DATA FOR PROCESSING:
============================================================
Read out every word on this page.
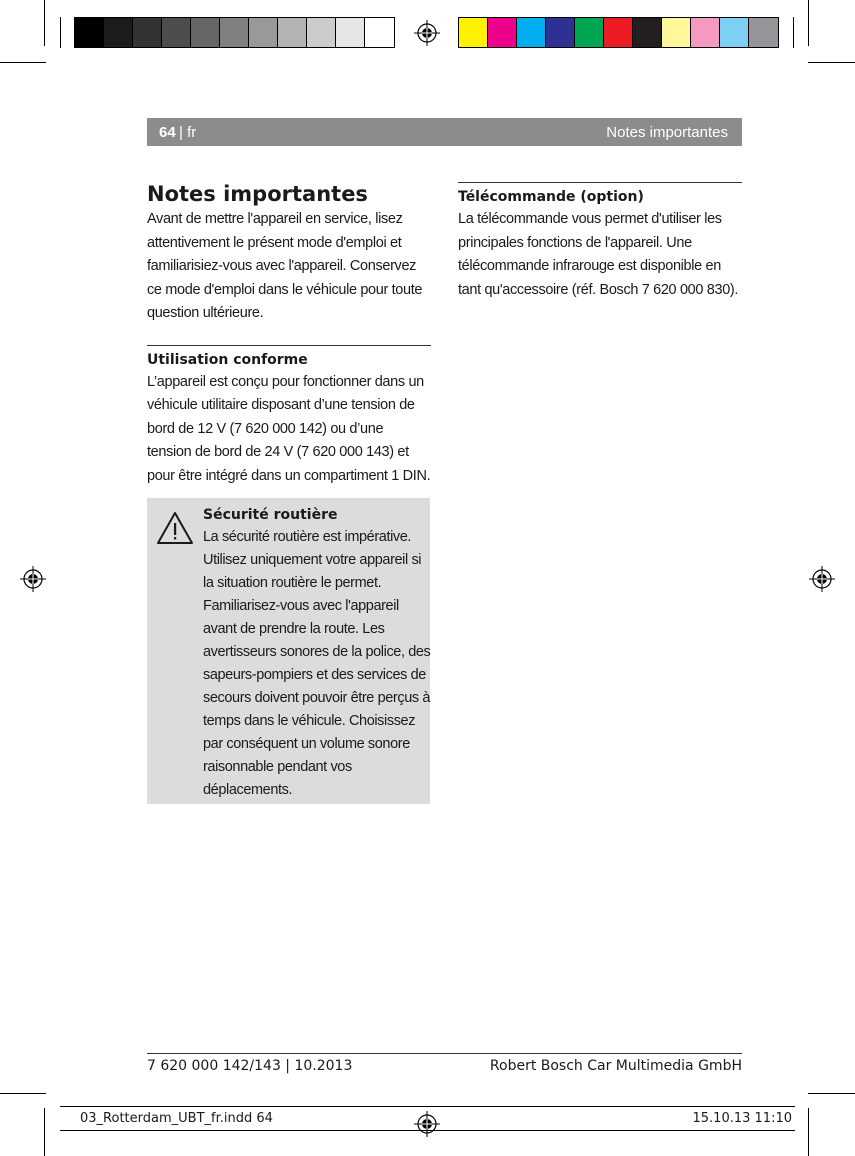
64 | fr	Notes importantes
Notes importantes

Avant de mettre l'appareil en service, lisez attentivement le présent mode d'emploi et familiarisiez-vous avec l'appareil. Conservez ce mode d'emploi dans le véhicule pour toute question ultérieure.

Utilisation conforme

L’appareil est conçu pour fonctionner dans un véhicule utilitaire disposant d’une tension de bord de 12 V (7 620 000 142) ou d’une tension de bord de 24 V (7 620 000 143) et pour être intégré dans un compartiment 1 DIN.

Sécurité routière

La sécurité routière est impérative. Utilisez uniquement votre appareil si la situation routière le permet. Familiarisez-vous avec l'appareil avant de prendre la route. Les avertisseurs sonores de la police, des sapeurs-pompiers et des services de secours doivent pouvoir être perçus à temps dans le véhicule. Choisissez par conséquent un volume sonore raisonnable pendant vos déplacements.

Télécommande (option)

La télécommande vous permet d'utiliser les principales fonctions de l'appareil. Une télécommande infrarouge est disponible en tant qu'accessoire (réf. Bosch 7 620 000 830).

7 620 000 142/143 | 10.2013	Robert Bosch Car Multimedia GmbH
03_Rotterdam_UBT_fr.indd 64	15.10.13 11:10
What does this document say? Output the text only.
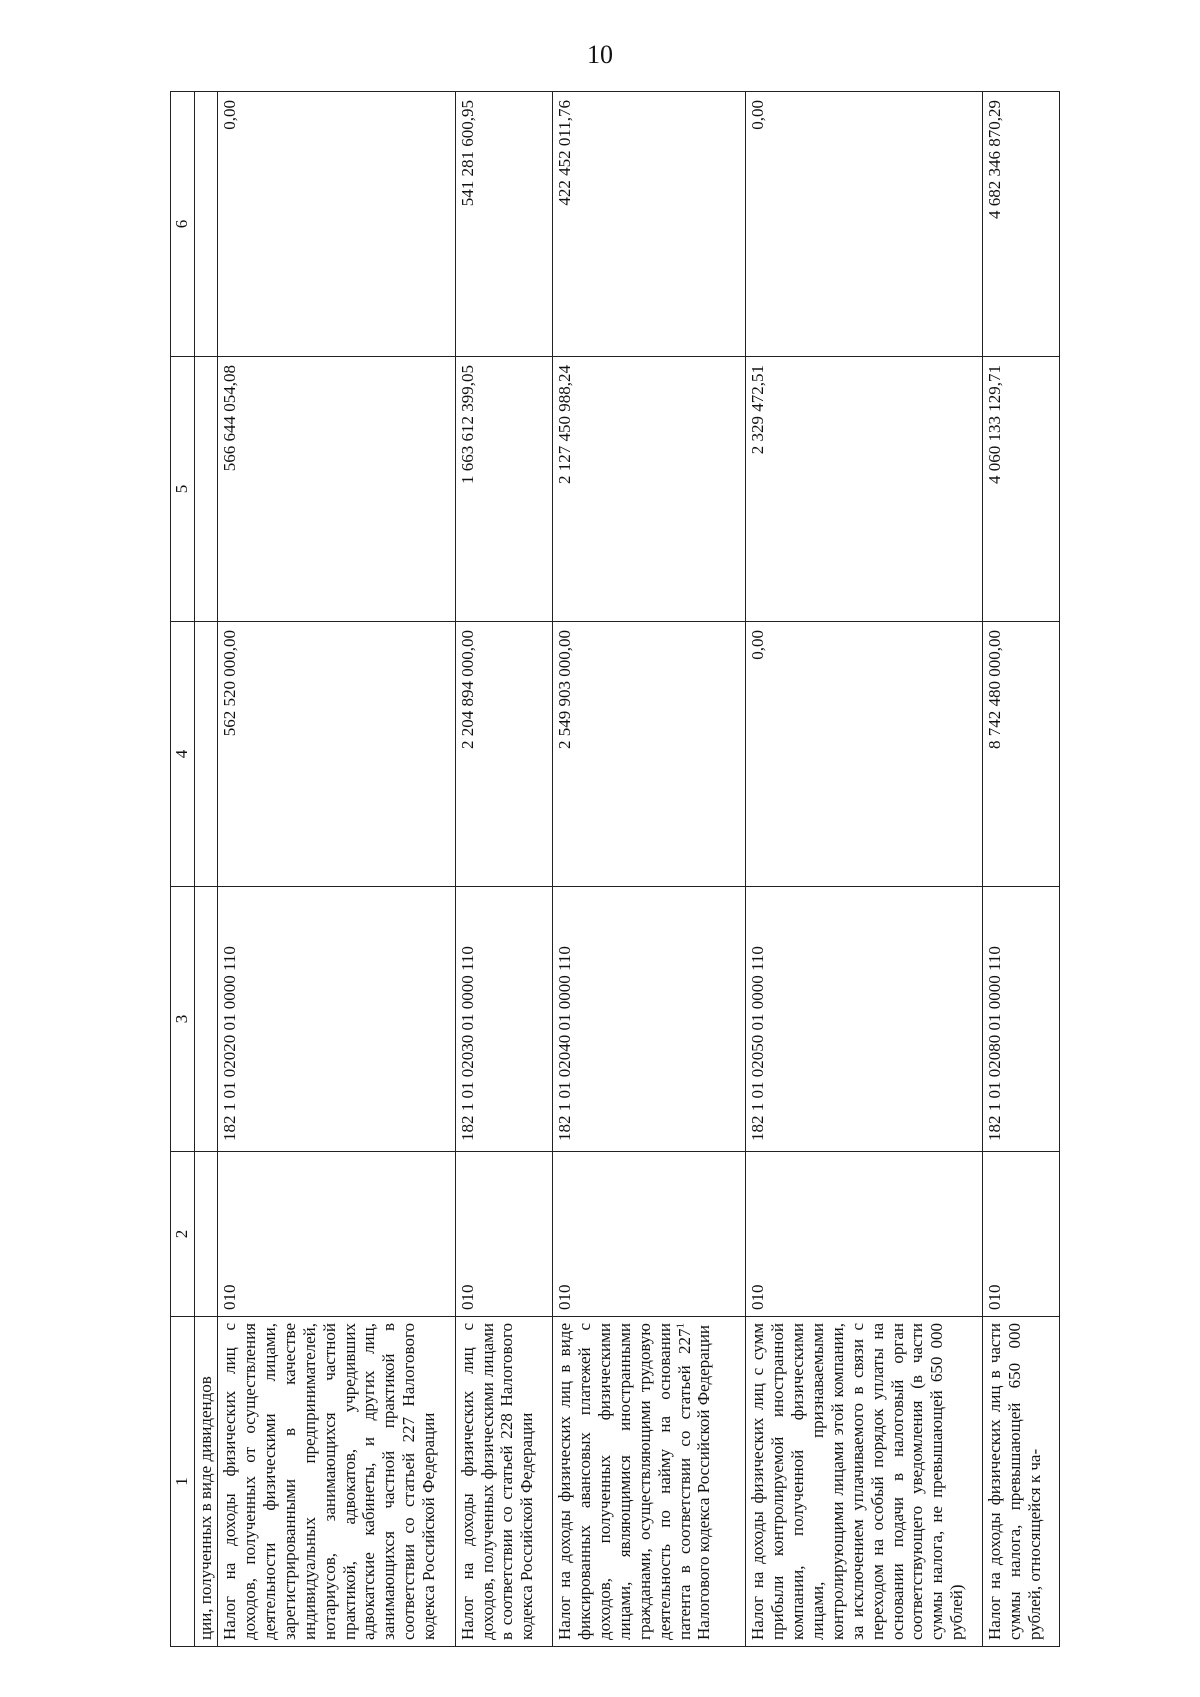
10
1	2	3	4	5	6
ции, полученных в виде дивидендов					
Налог на доходы физических лиц с доходов, полученных от осуществления деятельности физическими лицами, зарегистрированными в качестве индивидуальных предпринимателей, нотариусов, занимающихся частной практикой, адвокатов, учредивших адвокатские кабинеты, и других лиц, занимающихся частной практикой в соответствии со статьей 227 Налогового кодекса Российской Федерации	010	182 1 01 02020 01 0000 110	562 520 000,00	566 644 054,08	0,00
Налог на доходы физических лиц с доходов, полученных физическими лицами в соответствии со статьей 228 Налогового кодекса Российской Федерации	010	182 1 01 02030 01 0000 110	2 204 894 000,00	1 663 612 399,05	541 281 600,95
Налог на доходы физических лиц в виде фиксированных авансовых платежей с доходов, полученных физическими лицами, являющимися иностранными гражданами, осуществляющими трудовую деятельность по найму на основании патента в соответствии со статьей $227^1$ Налогового кодекса Российской Федерации	010	182 1 01 02040 01 0000 110	2 549 903 000,00	2 127 450 988,24	422 452 011,76
Налог на доходы физических лиц с сумм прибыли контролируемой иностранной компании, полученной физическими лицами, признаваемыми контролирующими лицами этой компании, за исключением уплачиваемого в связи с переходом на особый порядок уплаты на основании подачи в налоговый орган соответствующего уведомления (в части суммы налога, не превышающей 650 000 рублей)	010	182 1 01 02050 01 0000 110	0,00	2 329 472,51	0,00
Налог на доходы физических лиц в части суммы налога, превышающей 650 000 рублей, относящейся к ча-	010	182 1 01 02080 01 0000 110	8 742 480 000,00	4 060 133 129,71	4 682 346 870,29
============================================================
AIM OF THE TASK:
From the data above, copy each line that holds "this".

WRITTEN RESPONSE:
Read out every word on this page.
What does this document say? Output the text only.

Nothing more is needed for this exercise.